> Stated problem: Extract the lines that hold the string "Worth".

-- START OF Input records --

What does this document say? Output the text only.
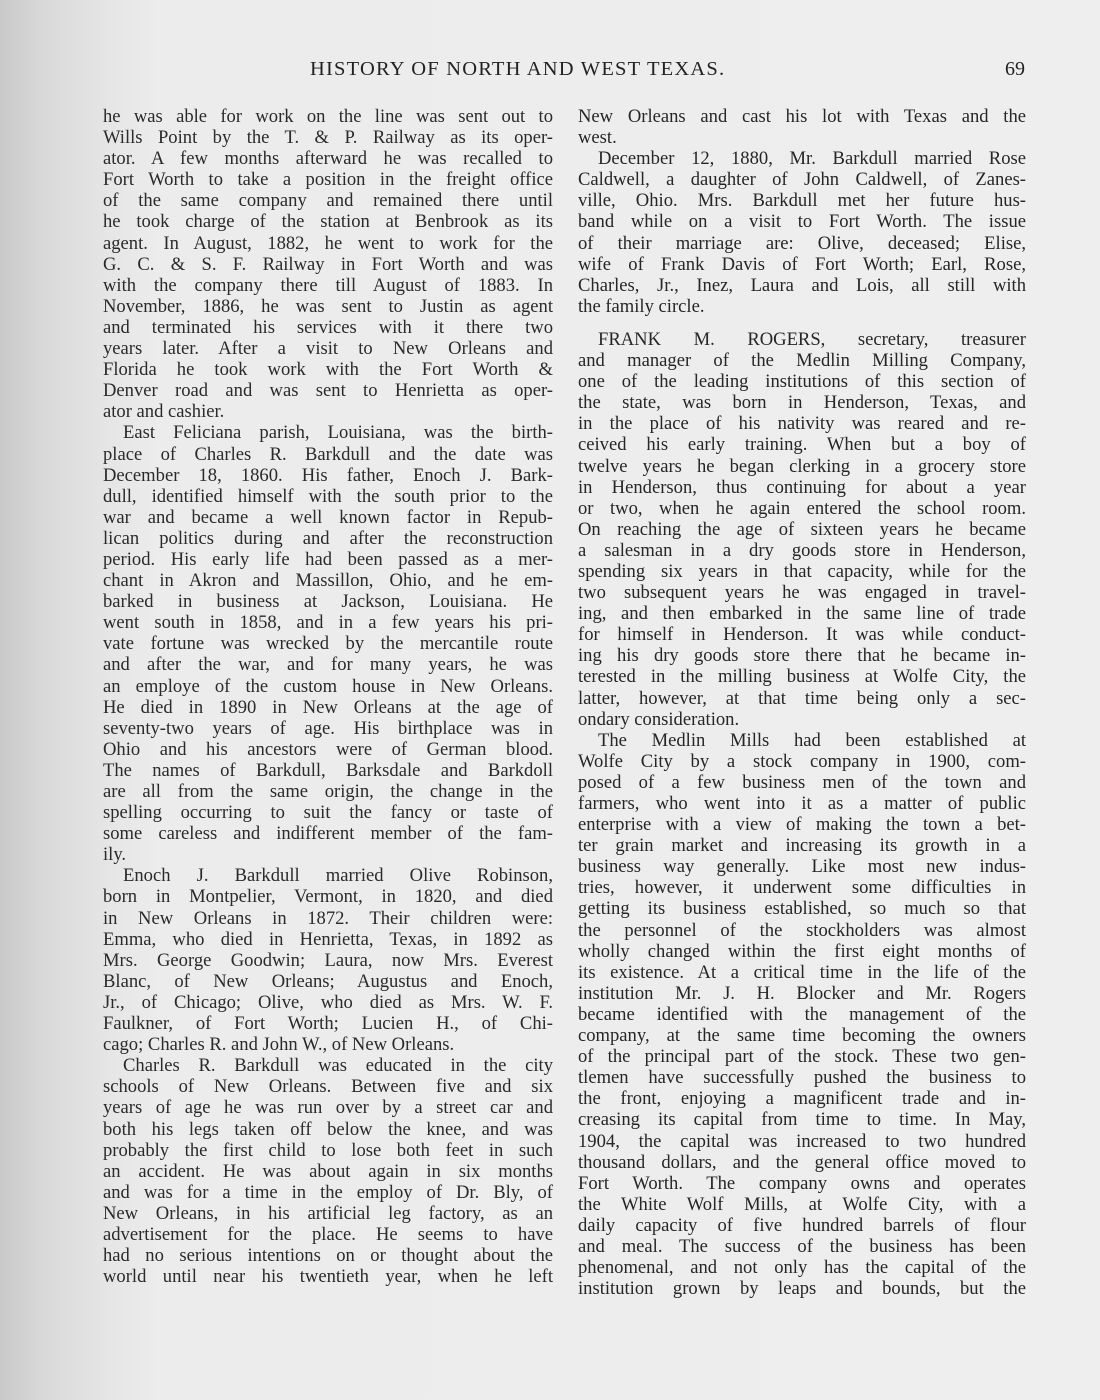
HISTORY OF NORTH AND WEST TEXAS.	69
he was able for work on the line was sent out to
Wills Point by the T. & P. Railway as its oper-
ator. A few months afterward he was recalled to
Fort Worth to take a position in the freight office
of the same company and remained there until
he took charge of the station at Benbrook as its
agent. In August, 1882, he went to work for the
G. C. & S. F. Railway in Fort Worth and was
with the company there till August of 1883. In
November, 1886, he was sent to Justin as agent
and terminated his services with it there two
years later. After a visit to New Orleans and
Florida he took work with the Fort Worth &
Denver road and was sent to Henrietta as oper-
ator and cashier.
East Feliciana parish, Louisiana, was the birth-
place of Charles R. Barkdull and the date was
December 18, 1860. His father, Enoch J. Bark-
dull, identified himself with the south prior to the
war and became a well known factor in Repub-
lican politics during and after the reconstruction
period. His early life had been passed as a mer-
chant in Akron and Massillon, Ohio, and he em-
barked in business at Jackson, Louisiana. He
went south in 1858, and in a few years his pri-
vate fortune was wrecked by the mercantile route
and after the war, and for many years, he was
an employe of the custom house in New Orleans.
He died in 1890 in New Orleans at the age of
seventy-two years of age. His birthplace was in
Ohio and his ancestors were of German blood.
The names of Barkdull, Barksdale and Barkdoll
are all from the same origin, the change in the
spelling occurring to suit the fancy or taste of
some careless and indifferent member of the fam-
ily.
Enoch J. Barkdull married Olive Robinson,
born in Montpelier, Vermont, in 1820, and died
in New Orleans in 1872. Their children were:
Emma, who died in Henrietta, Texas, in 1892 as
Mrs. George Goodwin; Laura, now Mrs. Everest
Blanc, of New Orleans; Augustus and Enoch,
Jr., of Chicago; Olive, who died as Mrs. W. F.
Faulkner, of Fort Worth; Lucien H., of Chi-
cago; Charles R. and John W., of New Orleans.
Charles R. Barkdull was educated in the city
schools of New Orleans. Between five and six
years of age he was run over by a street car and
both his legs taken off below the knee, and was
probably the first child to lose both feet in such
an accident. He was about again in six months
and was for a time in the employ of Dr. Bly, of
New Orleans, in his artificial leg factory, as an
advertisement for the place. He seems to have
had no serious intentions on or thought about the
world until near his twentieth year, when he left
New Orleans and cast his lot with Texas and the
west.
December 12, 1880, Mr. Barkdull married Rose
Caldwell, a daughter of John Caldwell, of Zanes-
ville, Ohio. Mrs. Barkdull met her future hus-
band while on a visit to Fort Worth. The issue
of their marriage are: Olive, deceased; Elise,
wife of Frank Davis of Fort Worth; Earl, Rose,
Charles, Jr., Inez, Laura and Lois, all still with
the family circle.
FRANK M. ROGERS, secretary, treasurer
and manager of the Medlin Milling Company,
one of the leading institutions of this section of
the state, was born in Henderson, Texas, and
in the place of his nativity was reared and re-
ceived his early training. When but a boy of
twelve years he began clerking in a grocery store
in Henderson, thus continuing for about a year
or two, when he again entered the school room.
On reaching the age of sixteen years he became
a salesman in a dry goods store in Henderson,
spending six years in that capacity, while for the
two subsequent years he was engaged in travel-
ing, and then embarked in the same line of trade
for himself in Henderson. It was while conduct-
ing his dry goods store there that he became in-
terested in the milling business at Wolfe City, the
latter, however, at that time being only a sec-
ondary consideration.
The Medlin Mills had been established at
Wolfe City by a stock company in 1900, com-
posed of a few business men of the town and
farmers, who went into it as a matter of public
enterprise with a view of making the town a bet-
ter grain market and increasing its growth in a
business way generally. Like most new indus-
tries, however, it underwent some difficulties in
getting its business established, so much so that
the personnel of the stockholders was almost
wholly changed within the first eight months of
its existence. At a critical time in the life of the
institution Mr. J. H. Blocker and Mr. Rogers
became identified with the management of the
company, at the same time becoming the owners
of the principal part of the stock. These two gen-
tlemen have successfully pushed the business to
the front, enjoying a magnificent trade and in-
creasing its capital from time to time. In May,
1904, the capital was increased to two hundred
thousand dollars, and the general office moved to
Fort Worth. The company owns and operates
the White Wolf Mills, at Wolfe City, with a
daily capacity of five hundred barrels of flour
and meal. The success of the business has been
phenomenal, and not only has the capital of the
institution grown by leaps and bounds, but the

-- END OF Input records --
-- START OF Input records --

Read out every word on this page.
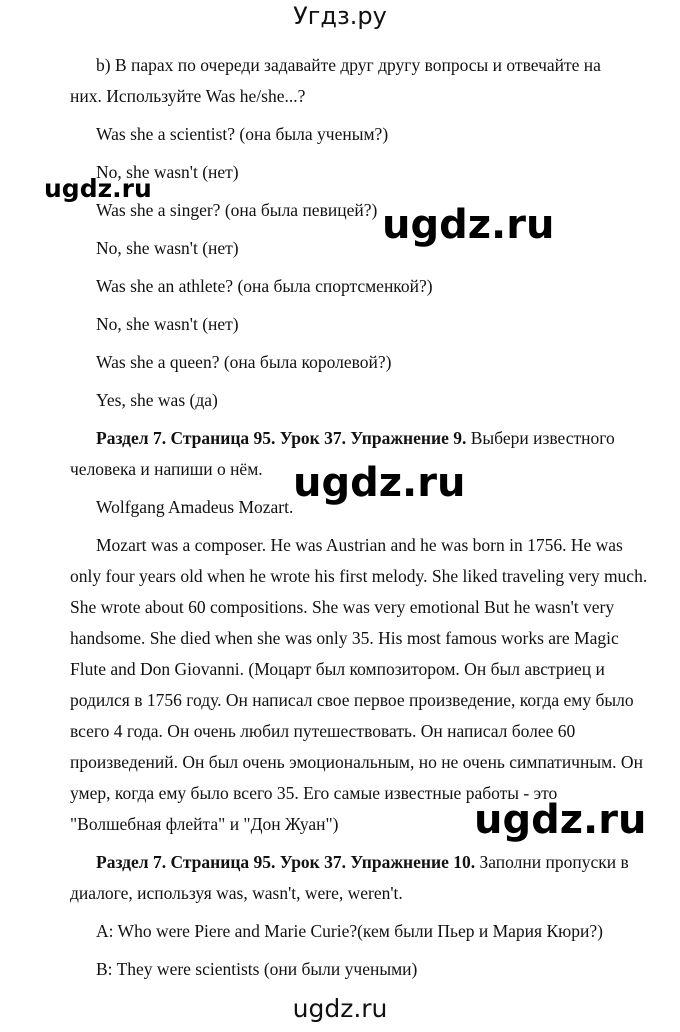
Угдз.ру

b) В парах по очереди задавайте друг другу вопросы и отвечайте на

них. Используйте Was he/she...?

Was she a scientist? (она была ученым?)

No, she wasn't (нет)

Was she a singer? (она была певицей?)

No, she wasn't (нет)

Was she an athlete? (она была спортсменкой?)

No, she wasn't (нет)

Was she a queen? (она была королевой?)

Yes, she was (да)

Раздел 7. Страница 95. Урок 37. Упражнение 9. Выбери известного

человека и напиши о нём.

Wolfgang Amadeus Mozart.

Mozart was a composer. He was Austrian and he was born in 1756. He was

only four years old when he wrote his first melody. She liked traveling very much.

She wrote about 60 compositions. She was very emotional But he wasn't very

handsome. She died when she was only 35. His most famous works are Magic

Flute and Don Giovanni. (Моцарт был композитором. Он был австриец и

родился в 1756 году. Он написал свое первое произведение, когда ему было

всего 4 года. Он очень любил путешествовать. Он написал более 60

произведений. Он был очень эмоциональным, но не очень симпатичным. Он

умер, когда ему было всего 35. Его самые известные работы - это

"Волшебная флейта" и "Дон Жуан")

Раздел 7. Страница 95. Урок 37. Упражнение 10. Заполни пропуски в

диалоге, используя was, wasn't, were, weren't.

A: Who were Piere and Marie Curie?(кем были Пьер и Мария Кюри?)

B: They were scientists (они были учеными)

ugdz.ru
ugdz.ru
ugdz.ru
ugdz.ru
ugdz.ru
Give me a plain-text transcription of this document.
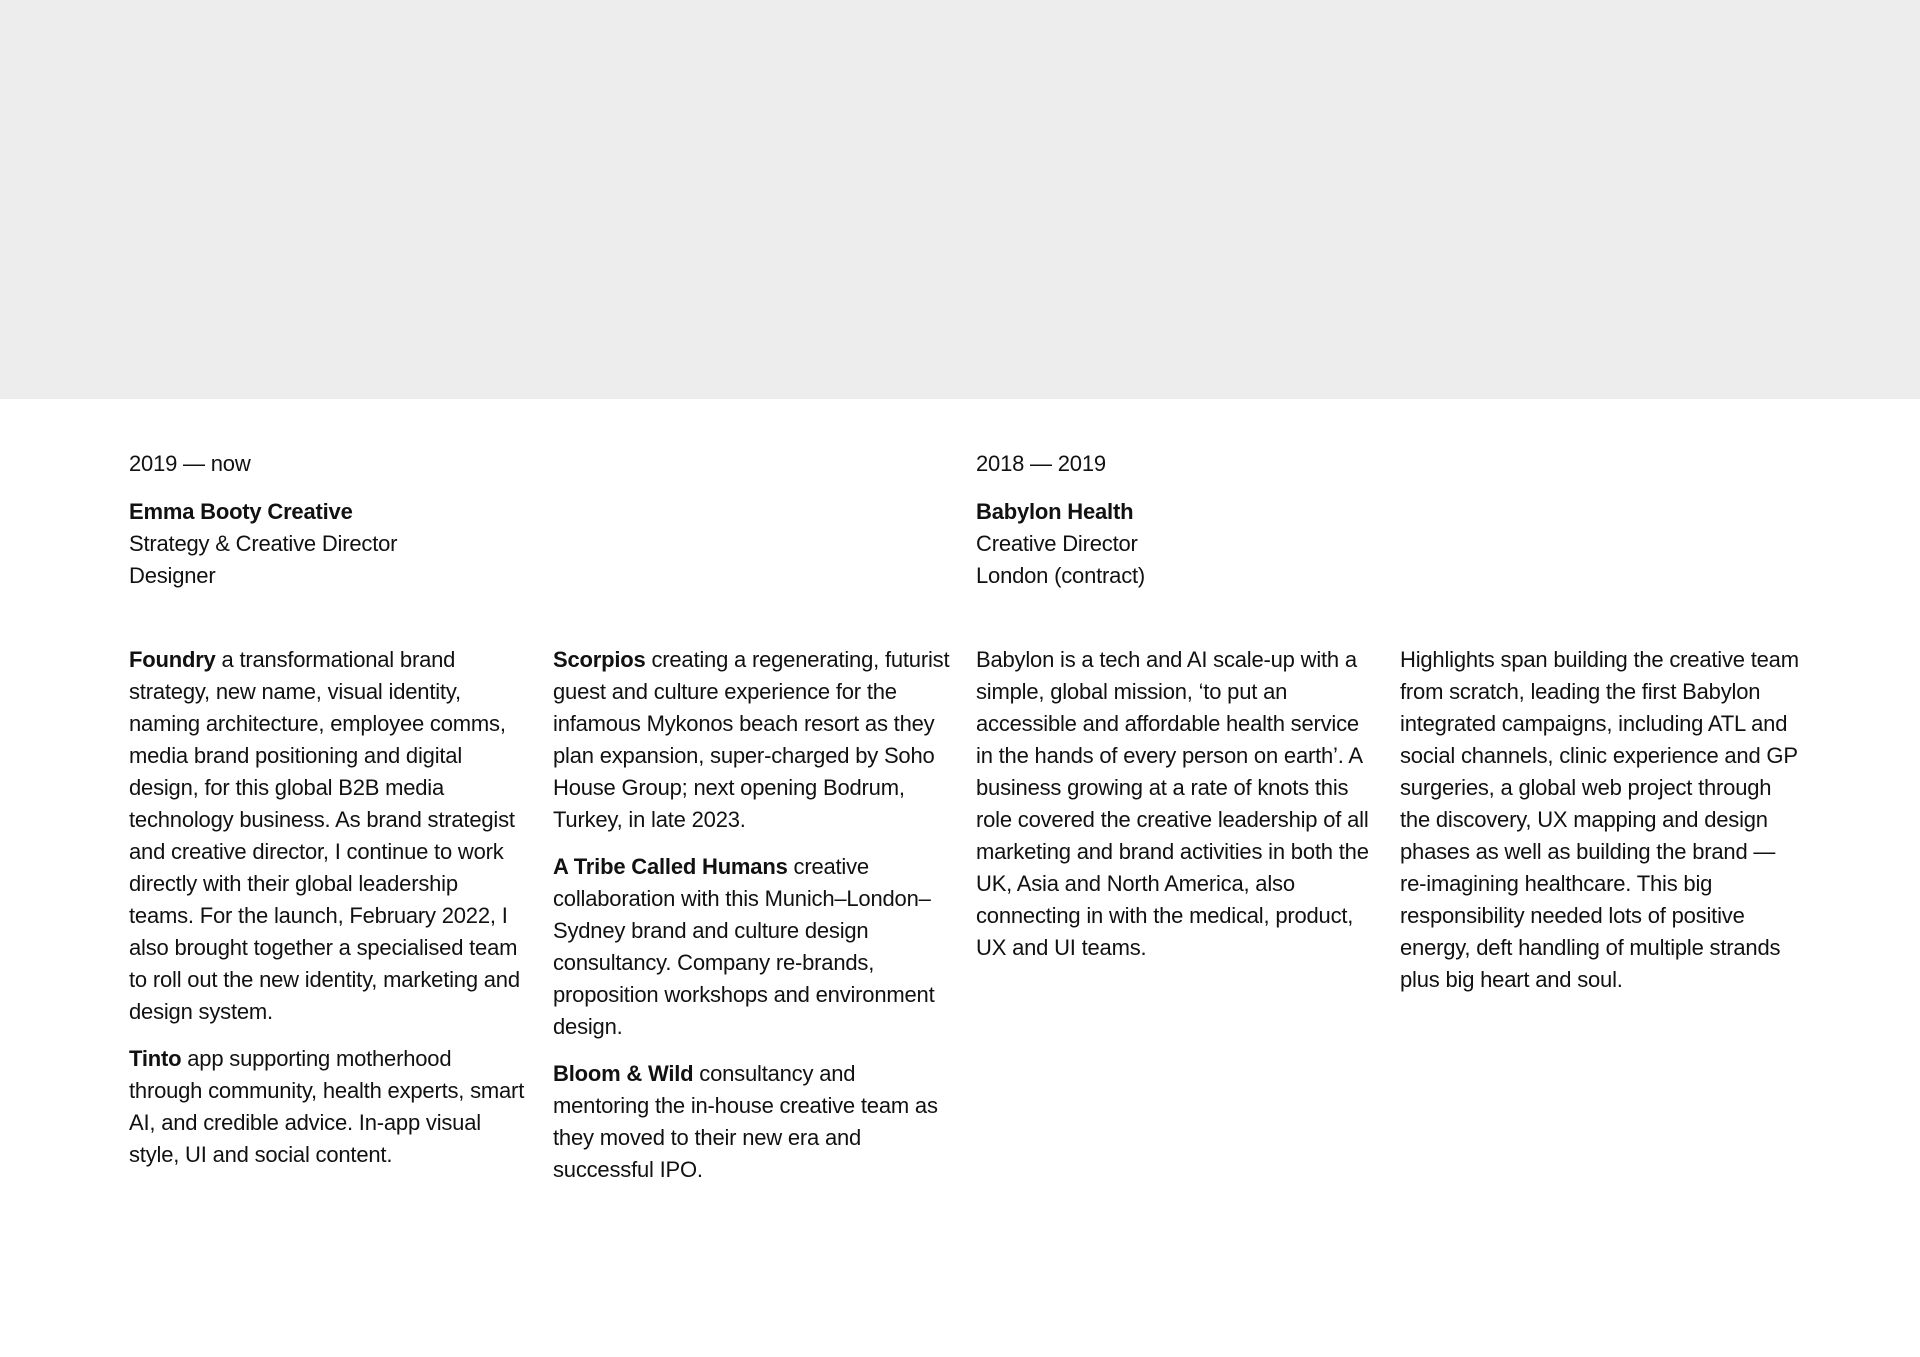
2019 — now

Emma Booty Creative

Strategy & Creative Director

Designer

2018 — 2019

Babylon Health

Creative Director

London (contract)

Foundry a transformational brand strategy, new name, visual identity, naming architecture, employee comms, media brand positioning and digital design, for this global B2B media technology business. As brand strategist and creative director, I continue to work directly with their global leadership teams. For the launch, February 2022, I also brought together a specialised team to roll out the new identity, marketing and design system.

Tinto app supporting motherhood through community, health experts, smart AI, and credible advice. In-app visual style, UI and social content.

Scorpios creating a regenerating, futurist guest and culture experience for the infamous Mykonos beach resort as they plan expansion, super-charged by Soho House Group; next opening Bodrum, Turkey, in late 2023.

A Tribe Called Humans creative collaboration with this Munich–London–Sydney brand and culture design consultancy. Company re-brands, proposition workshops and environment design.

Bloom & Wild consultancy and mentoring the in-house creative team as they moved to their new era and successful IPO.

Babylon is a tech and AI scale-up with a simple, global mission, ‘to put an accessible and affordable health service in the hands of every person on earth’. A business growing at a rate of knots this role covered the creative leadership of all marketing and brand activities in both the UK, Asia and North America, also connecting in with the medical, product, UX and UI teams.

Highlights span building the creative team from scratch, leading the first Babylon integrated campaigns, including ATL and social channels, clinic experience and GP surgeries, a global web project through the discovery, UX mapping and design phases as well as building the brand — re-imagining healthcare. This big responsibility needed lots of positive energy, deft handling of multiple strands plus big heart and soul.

-- END OF Input records --
-- START OF Input records --

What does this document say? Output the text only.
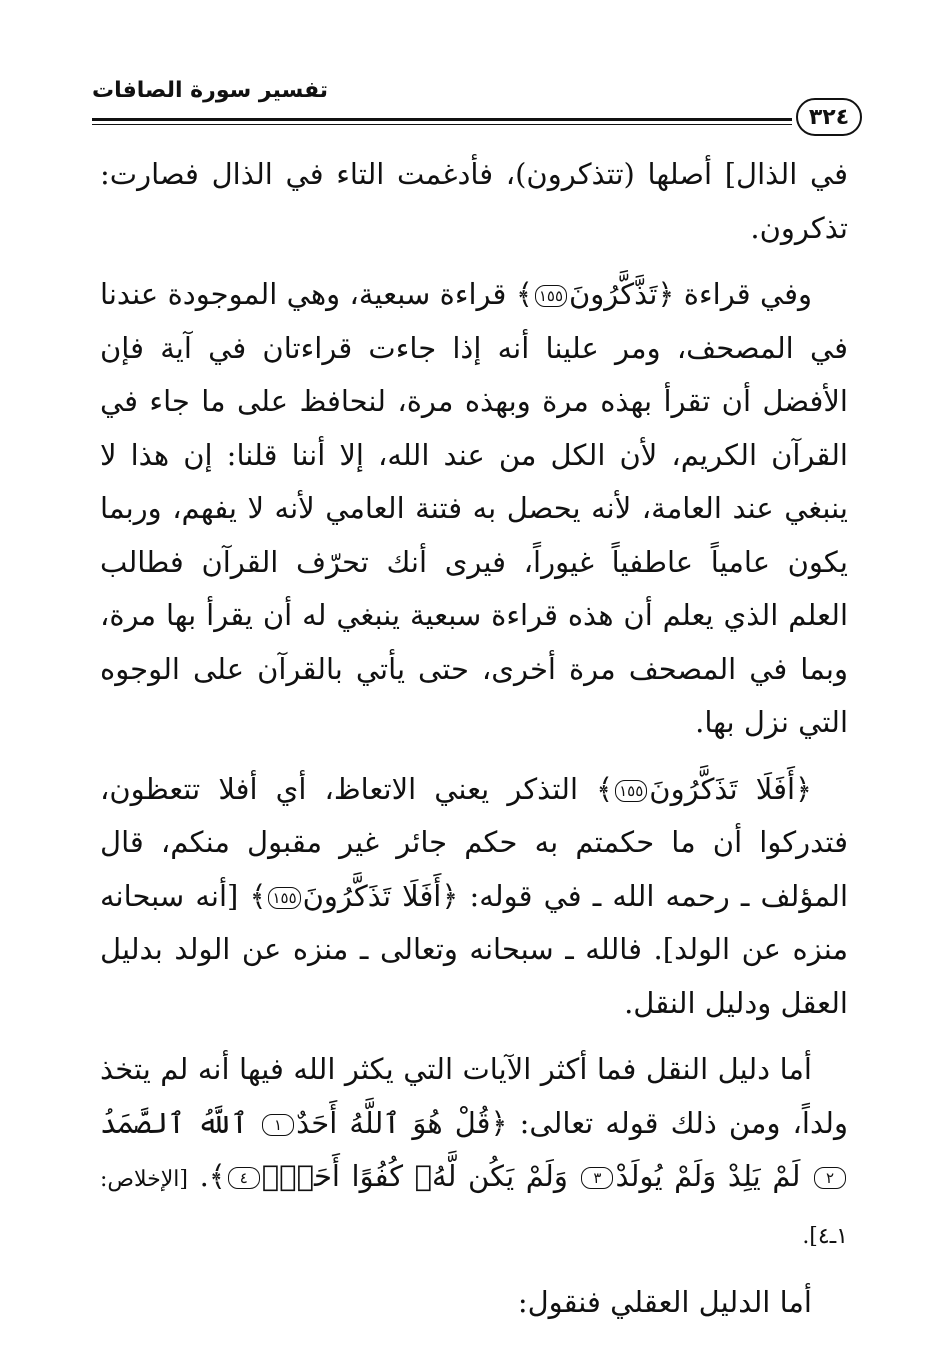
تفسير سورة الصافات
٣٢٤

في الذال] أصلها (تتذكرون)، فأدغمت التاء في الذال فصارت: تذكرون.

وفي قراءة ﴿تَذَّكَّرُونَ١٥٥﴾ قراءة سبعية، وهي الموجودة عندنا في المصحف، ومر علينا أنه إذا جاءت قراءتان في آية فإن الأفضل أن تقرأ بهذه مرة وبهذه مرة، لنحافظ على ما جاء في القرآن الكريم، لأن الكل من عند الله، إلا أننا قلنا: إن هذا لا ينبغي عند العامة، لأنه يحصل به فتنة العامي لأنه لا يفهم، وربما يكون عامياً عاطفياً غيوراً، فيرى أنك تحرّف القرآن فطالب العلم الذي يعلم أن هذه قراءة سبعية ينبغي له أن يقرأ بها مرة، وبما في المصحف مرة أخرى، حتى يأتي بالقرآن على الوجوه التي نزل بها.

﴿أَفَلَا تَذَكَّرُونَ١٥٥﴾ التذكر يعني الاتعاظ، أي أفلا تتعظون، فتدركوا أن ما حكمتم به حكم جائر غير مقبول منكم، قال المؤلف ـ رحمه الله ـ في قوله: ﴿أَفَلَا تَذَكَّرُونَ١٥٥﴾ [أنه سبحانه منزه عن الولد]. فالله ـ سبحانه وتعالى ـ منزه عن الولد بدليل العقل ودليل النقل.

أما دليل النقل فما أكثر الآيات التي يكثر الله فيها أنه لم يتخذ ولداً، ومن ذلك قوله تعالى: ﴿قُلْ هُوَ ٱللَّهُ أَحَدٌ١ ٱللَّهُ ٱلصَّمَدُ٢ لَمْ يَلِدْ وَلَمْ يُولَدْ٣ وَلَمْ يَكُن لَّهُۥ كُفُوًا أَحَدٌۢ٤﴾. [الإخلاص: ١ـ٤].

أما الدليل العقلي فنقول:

-- END OF Input records --

> Correct response:
Fort Worth to take a position in the freight office
G. C. & S. F. Railway in Fort Worth and was
Florida he took work with the Fort Worth &
Faulkner, of Fort Worth; Lucien H., of Chi-
band while on a visit to Fort Worth. The issue
wife of Frank Davis of Fort Worth; Earl, Rose,
Fort Worth. The company owns and operates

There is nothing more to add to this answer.